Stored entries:
>> Begin

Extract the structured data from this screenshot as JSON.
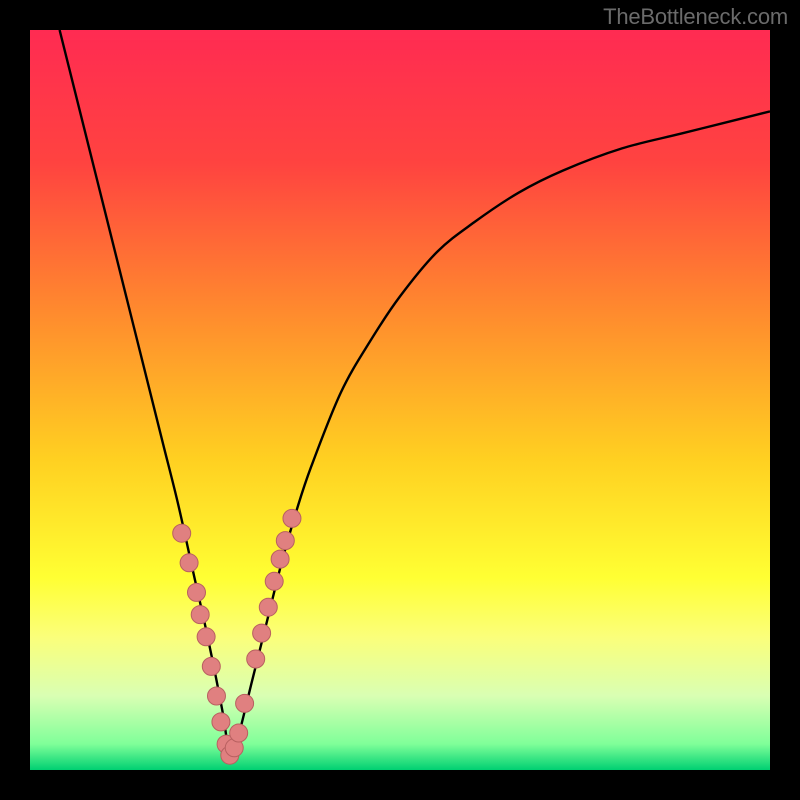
{
  "watermark": "TheBottleneck.com",
  "colors": {
    "frame": "#000000",
    "gradient_stops": [
      {
        "offset": 0.0,
        "color": "#ff2b52"
      },
      {
        "offset": 0.18,
        "color": "#ff4340"
      },
      {
        "offset": 0.38,
        "color": "#ff8a2e"
      },
      {
        "offset": 0.58,
        "color": "#ffd021"
      },
      {
        "offset": 0.74,
        "color": "#ffff33"
      },
      {
        "offset": 0.82,
        "color": "#fbff7a"
      },
      {
        "offset": 0.9,
        "color": "#d9ffb3"
      },
      {
        "offset": 0.965,
        "color": "#7fff99"
      },
      {
        "offset": 1.0,
        "color": "#00d072"
      }
    ],
    "curve": "#000000",
    "marker_fill": "#e08080",
    "marker_stroke": "#b86060"
  },
  "chart_data": {
    "type": "line",
    "title": "",
    "xlabel": "",
    "ylabel": "",
    "xlim": [
      0,
      100
    ],
    "ylim": [
      0,
      100
    ],
    "x_min_point": 27,
    "series": [
      {
        "name": "bottleneck-curve",
        "x": [
          4,
          6,
          8,
          10,
          12,
          14,
          16,
          18,
          20,
          22,
          24,
          26,
          27,
          28,
          30,
          32,
          34,
          36,
          38,
          42,
          46,
          50,
          55,
          60,
          66,
          72,
          80,
          88,
          96,
          100
        ],
        "values": [
          100,
          92,
          84,
          76,
          68,
          60,
          52,
          44,
          36,
          27,
          18,
          8,
          2,
          4,
          12,
          20,
          28,
          35,
          41,
          51,
          58,
          64,
          70,
          74,
          78,
          81,
          84,
          86,
          88,
          89
        ]
      }
    ],
    "markers": {
      "name": "highlight-points",
      "x": [
        20.5,
        21.5,
        22.5,
        23.0,
        23.8,
        24.5,
        25.2,
        25.8,
        26.5,
        27.0,
        27.6,
        28.2,
        29.0,
        30.5,
        31.3,
        32.2,
        33.0,
        33.8,
        34.5,
        35.4
      ],
      "values": [
        32.0,
        28.0,
        24.0,
        21.0,
        18.0,
        14.0,
        10.0,
        6.5,
        3.5,
        2.0,
        3.0,
        5.0,
        9.0,
        15.0,
        18.5,
        22.0,
        25.5,
        28.5,
        31.0,
        34.0
      ]
    }
  }
}
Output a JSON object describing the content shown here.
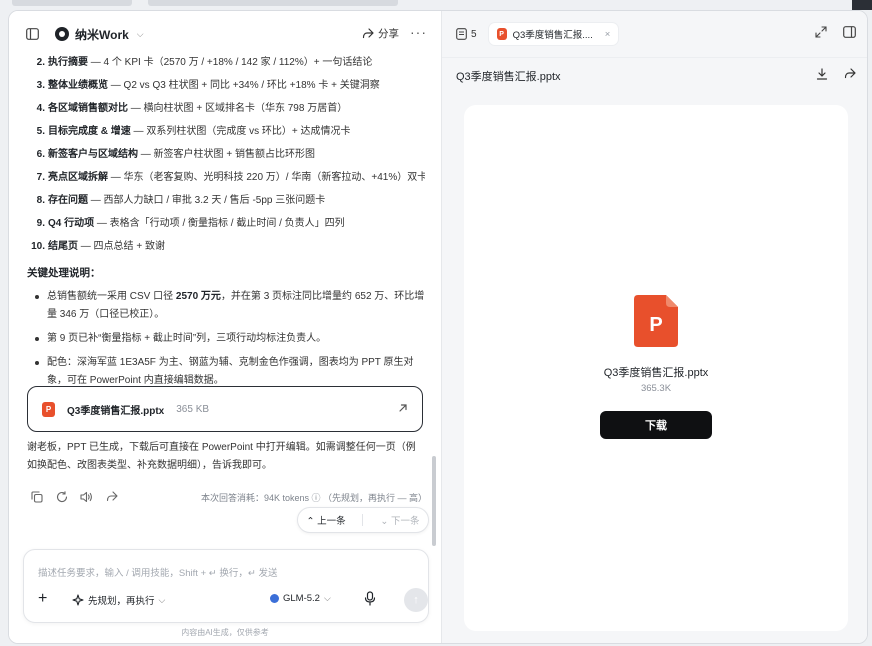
{
  "header": {
    "brand": "纳米Work",
    "share_label": "分享"
  },
  "outline": [
    {
      "num": "2.",
      "title": "执行摘要",
      "rest": " — 4 个 KPI 卡（2570 万 / +18% / 142 家 / 112%）+ 一句话结论"
    },
    {
      "num": "3.",
      "title": "整体业绩概览",
      "rest": " — Q2 vs Q3 柱状图 + 同比 +34% / 环比 +18% 卡 + 关键洞察"
    },
    {
      "num": "4.",
      "title": "各区域销售额对比",
      "rest": " — 横向柱状图 + 区域排名卡（华东 798 万居首）"
    },
    {
      "num": "5.",
      "title": "目标完成度 & 增速",
      "rest": " — 双系列柱状图（完成度 vs 环比）+ 达成情况卡"
    },
    {
      "num": "6.",
      "title": "新签客户与区域结构",
      "rest": " — 新签客户柱状图 + 销售额占比环形图"
    },
    {
      "num": "7.",
      "title": "亮点区域拆解",
      "rest": " — 华东（老客复购、光明科技 220 万）/ 华南（新客拉动、+41%）双卡"
    },
    {
      "num": "8.",
      "title": "存在问题",
      "rest": " — 西部人力缺口 / 审批 3.2 天 / 售后 -5pp 三张问题卡"
    },
    {
      "num": "9.",
      "title": "Q4 行动项",
      "rest": " — 表格含「行动项 / 衡量指标 / 截止时间 / 负责人」四列"
    },
    {
      "num": "10.",
      "title": "结尾页",
      "rest": " — 四点总结 + 致谢"
    }
  ],
  "notes_title": "关键处理说明：",
  "notes": [
    {
      "pre": "总销售额统一采用 CSV 口径 ",
      "bold": "2570 万元",
      "post": "，并在第 3 页标注同比增量约 652 万、环比增量 346 万（口径已校正）。"
    },
    {
      "pre": "第 9 页已补“衡量指标 + 截止时间”列，三项行动均标注负责人。",
      "bold": "",
      "post": ""
    },
    {
      "pre": "配色：深海军蓝 1E3A5F 为主、钢蓝为辅、克制金色作强调，图表均为 PPT 原生对象，可在 PowerPoint 内直接编辑数据。",
      "bold": "",
      "post": ""
    }
  ],
  "attachment": {
    "name": "Q3季度销售汇报.pptx",
    "size": "365 KB",
    "icon_letter": "P"
  },
  "reply_text": "谢老板，PPT 已生成，下载后可直接在 PowerPoint 中打开编辑。如需调整任何一页（例如换配色、改图表类型、补充数据明细），告诉我即可。",
  "usage_text": "本次回答消耗：94K tokens ⓘ （先规划，再执行 — 高）",
  "nav": {
    "prev": "上一条",
    "next": "下一条"
  },
  "composer": {
    "placeholder": "描述任务要求，输入 / 调用技能，Shift + ↵ 换行，↵ 发送",
    "mode": "先规划，再执行",
    "model": "GLM-5.2"
  },
  "disclaimer": "内容由AI生成，仅供参考",
  "right": {
    "tab_count": "5",
    "tab_file": "Q3季度销售汇报....",
    "file_title": "Q3季度销售汇报.pptx",
    "preview_name": "Q3季度销售汇报.pptx",
    "preview_size": "365.3K",
    "download_label": "下载",
    "icon_letter": "P"
  },
  "colors": {
    "ppt": "#e8502c",
    "button": "#0f1012"
  }
}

>> End

SET PROBLEM
Leave the pictures out and write out every entry exactly as given.

THE RESPONSE
Extract the structured data from this screenshot as JSON.
{
  "watermark": "TheBottleneck.com",
  "colors": {
    "frame": "#000000",
    "gradient_stops": [
      {
        "offset": 0.0,
        "color": "#ff2b52"
      },
      {
        "offset": 0.18,
        "color": "#ff4340"
      },
      {
        "offset": 0.38,
        "color": "#ff8a2e"
      },
      {
        "offset": 0.58,
        "color": "#ffd021"
      },
      {
        "offset": 0.74,
        "color": "#ffff33"
      },
      {
        "offset": 0.82,
        "color": "#fbff7a"
      },
      {
        "offset": 0.9,
        "color": "#d9ffb3"
      },
      {
        "offset": 0.965,
        "color": "#7fff99"
      },
      {
        "offset": 1.0,
        "color": "#00d072"
      }
    ],
    "curve": "#000000",
    "marker_fill": "#e08080",
    "marker_stroke": "#b86060"
  },
  "chart_data": {
    "type": "line",
    "title": "",
    "xlabel": "",
    "ylabel": "",
    "xlim": [
      0,
      100
    ],
    "ylim": [
      0,
      100
    ],
    "x_min_point": 27,
    "series": [
      {
        "name": "bottleneck-curve",
        "x": [
          4,
          6,
          8,
          10,
          12,
          14,
          16,
          18,
          20,
          22,
          24,
          26,
          27,
          28,
          30,
          32,
          34,
          36,
          38,
          42,
          46,
          50,
          55,
          60,
          66,
          72,
          80,
          88,
          96,
          100
        ],
        "values": [
          100,
          92,
          84,
          76,
          68,
          60,
          52,
          44,
          36,
          27,
          18,
          8,
          2,
          4,
          12,
          20,
          28,
          35,
          41,
          51,
          58,
          64,
          70,
          74,
          78,
          81,
          84,
          86,
          88,
          89
        ]
      }
    ],
    "markers": {
      "name": "highlight-points",
      "x": [
        20.5,
        21.5,
        22.5,
        23.0,
        23.8,
        24.5,
        25.2,
        25.8,
        26.5,
        27.0,
        27.6,
        28.2,
        29.0,
        30.5,
        31.3,
        32.2,
        33.0,
        33.8,
        34.5,
        35.4
      ],
      "values": [
        32.0,
        28.0,
        24.0,
        21.0,
        18.0,
        14.0,
        10.0,
        6.5,
        3.5,
        2.0,
        3.0,
        5.0,
        9.0,
        15.0,
        18.5,
        22.0,
        25.5,
        28.5,
        31.0,
        34.0
      ]
    }
  }
}
Output a JSON object describing the content shown here.
{
  "header": {
    "brand": "纳米Work",
    "share_label": "分享"
  },
  "outline": [
    {
      "num": "2.",
      "title": "执行摘要",
      "rest": " — 4 个 KPI 卡（2570 万 / +18% / 142 家 / 112%）+ 一句话结论"
    },
    {
      "num": "3.",
      "title": "整体业绩概览",
      "rest": " — Q2 vs Q3 柱状图 + 同比 +34% / 环比 +18% 卡 + 关键洞察"
    },
    {
      "num": "4.",
      "title": "各区域销售额对比",
      "rest": " — 横向柱状图 + 区域排名卡（华东 798 万居首）"
    },
    {
      "num": "5.",
      "title": "目标完成度 & 增速",
      "rest": " — 双系列柱状图（完成度 vs 环比）+ 达成情况卡"
    },
    {
      "num": "6.",
      "title": "新签客户与区域结构",
      "rest": " — 新签客户柱状图 + 销售额占比环形图"
    },
    {
      "num": "7.",
      "title": "亮点区域拆解",
      "rest": " — 华东（老客复购、光明科技 220 万）/ 华南（新客拉动、+41%）双卡"
    },
    {
      "num": "8.",
      "title": "存在问题",
      "rest": " — 西部人力缺口 / 审批 3.2 天 / 售后 -5pp 三张问题卡"
    },
    {
      "num": "9.",
      "title": "Q4 行动项",
      "rest": " — 表格含「行动项 / 衡量指标 / 截止时间 / 负责人」四列"
    },
    {
      "num": "10.",
      "title": "结尾页",
      "rest": " — 四点总结 + 致谢"
    }
  ],
  "notes_title": "关键处理说明：",
  "notes": [
    {
      "pre": "总销售额统一采用 CSV 口径 ",
      "bold": "2570 万元",
      "post": "，并在第 3 页标注同比增量约 652 万、环比增量 346 万（口径已校正）。"
    },
    {
      "pre": "第 9 页已补“衡量指标 + 截止时间”列，三项行动均标注负责人。",
      "bold": "",
      "post": ""
    },
    {
      "pre": "配色：深海军蓝 1E3A5F 为主、钢蓝为辅、克制金色作强调，图表均为 PPT 原生对象，可在 PowerPoint 内直接编辑数据。",
      "bold": "",
      "post": ""
    }
  ],
  "attachment": {
    "name": "Q3季度销售汇报.pptx",
    "size": "365 KB",
    "icon_letter": "P"
  },
  "reply_text": "谢老板，PPT 已生成，下载后可直接在 PowerPoint 中打开编辑。如需调整任何一页（例如换配色、改图表类型、补充数据明细），告诉我即可。",
  "usage_text": "本次回答消耗：94K tokens ⓘ （先规划，再执行 — 高）",
  "nav": {
    "prev": "上一条",
    "next": "下一条"
  },
  "composer": {
    "placeholder": "描述任务要求，输入 / 调用技能，Shift + ↵ 换行，↵ 发送",
    "mode": "先规划，再执行",
    "model": "GLM-5.2"
  },
  "disclaimer": "内容由AI生成，仅供参考",
  "right": {
    "tab_count": "5",
    "tab_file": "Q3季度销售汇报....",
    "file_title": "Q3季度销售汇报.pptx",
    "preview_name": "Q3季度销售汇报.pptx",
    "preview_size": "365.3K",
    "download_label": "下载",
    "icon_letter": "P"
  },
  "colors": {
    "ppt": "#e8502c",
    "button": "#0f1012"
  }
}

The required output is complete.